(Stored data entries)
□ □ □ □ □

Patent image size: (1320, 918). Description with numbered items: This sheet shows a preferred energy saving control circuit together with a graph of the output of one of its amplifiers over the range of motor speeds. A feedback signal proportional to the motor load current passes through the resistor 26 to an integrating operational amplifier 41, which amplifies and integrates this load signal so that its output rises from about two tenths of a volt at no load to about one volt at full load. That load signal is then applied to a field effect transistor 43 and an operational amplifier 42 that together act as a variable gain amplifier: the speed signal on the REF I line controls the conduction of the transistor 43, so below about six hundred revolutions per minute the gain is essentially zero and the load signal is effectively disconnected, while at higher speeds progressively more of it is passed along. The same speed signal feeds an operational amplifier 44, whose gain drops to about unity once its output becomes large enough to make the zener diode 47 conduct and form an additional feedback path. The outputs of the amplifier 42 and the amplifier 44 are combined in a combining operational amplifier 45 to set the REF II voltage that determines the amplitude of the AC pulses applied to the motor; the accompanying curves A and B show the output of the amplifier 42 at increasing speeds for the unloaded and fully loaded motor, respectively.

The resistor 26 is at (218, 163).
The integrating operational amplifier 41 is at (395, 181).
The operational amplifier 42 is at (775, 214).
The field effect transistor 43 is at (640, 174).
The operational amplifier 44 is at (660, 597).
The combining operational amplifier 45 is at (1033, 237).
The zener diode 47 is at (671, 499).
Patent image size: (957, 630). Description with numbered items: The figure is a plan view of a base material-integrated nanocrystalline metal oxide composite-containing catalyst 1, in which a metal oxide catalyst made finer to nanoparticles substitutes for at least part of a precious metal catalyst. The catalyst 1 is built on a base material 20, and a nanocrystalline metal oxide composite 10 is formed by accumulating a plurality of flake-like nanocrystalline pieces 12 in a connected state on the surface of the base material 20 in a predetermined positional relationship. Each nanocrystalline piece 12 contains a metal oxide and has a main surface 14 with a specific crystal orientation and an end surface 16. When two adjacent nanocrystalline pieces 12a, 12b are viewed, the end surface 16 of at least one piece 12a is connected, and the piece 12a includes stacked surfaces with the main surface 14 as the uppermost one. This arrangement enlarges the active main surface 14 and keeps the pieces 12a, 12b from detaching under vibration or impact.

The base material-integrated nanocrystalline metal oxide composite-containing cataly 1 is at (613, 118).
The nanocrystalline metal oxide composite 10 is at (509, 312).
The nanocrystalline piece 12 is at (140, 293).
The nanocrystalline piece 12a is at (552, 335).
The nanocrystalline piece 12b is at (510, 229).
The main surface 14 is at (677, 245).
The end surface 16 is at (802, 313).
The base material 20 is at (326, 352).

□ □ □ □ □

*Short exercise*: Rewrite all the rows above, substituting "Drawing dimensions" for each "Patent image size" and leaving everything else unchanged.

*Solution*:
Drawing dimensions: (1320, 918). Description with numbered items: This sheet shows a preferred energy saving control circuit together with a graph of the output of one of its amplifiers over the range of motor speeds. A feedback signal proportional to the motor load current passes through the resistor 26 to an integrating operational amplifier 41, which amplifies and integrates this load signal so that its output rises from about two tenths of a volt at no load to about one volt at full load. That load signal is then applied to a field effect transistor 43 and an operational amplifier 42 that together act as a variable gain amplifier: the speed signal on the REF I line controls the conduction of the transistor 43, so below about six hundred revolutions per minute the gain is essentially zero and the load signal is effectively disconnected, while at higher speeds progressively more of it is passed along. The same speed signal feeds an operational amplifier 44, whose gain drops to about unity once its output becomes large enough to make the zener diode 47 conduct and form an additional feedback path. The outputs of the amplifier 42 and the amplifier 44 are combined in a combining operational amplifier 45 to set the REF II voltage that determines the amplitude of the AC pulses applied to the motor; the accompanying curves A and B show the output of the amplifier 42 at increasing speeds for the unloaded and fully loaded motor, respectively.

The resistor 26 is at (218, 163).
The integrating operational amplifier 41 is at (395, 181).
The operational amplifier 42 is at (775, 214).
The field effect transistor 43 is at (640, 174).
The operational amplifier 44 is at (660, 597).
The combining operational amplifier 45 is at (1033, 237).
The zener diode 47 is at (671, 499).
Drawing dimensions: (957, 630). Description with numbered items: The figure is a plan view of a base material-integrated nanocrystalline metal oxide composite-containing catalyst 1, in which a metal oxide catalyst made finer to nanoparticles substitutes for at least part of a precious metal catalyst. The catalyst 1 is built on a base material 20, and a nanocrystalline metal oxide composite 10 is formed by accumulating a plurality of flake-like nanocrystalline pieces 12 in a connected state on the surface of the base material 20 in a predetermined positional relationship. Each nanocrystalline piece 12 contains a metal oxide and has a main surface 14 with a specific crystal orientation and an end surface 16. When two adjacent nanocrystalline pieces 12a, 12b are viewed, the end surface 16 of at least one piece 12a is connected, and the piece 12a includes stacked surfaces with the main surface 14 as the uppermost one. This arrangement enlarges the active main surface 14 and keeps the pieces 12a, 12b from detaching under vibration or impact.

The base material-integrated nanocrystalline metal oxide composite-containing cataly 1 is at (613, 118).
The nanocrystalline metal oxide composite 10 is at (509, 312).
The nanocrystalline piece 12 is at (140, 293).
The nanocrystalline piece 12a is at (552, 335).
The nanocrystalline piece 12b is at (510, 229).
The main surface 14 is at (677, 245).
The end surface 16 is at (802, 313).
The base material 20 is at (326, 352).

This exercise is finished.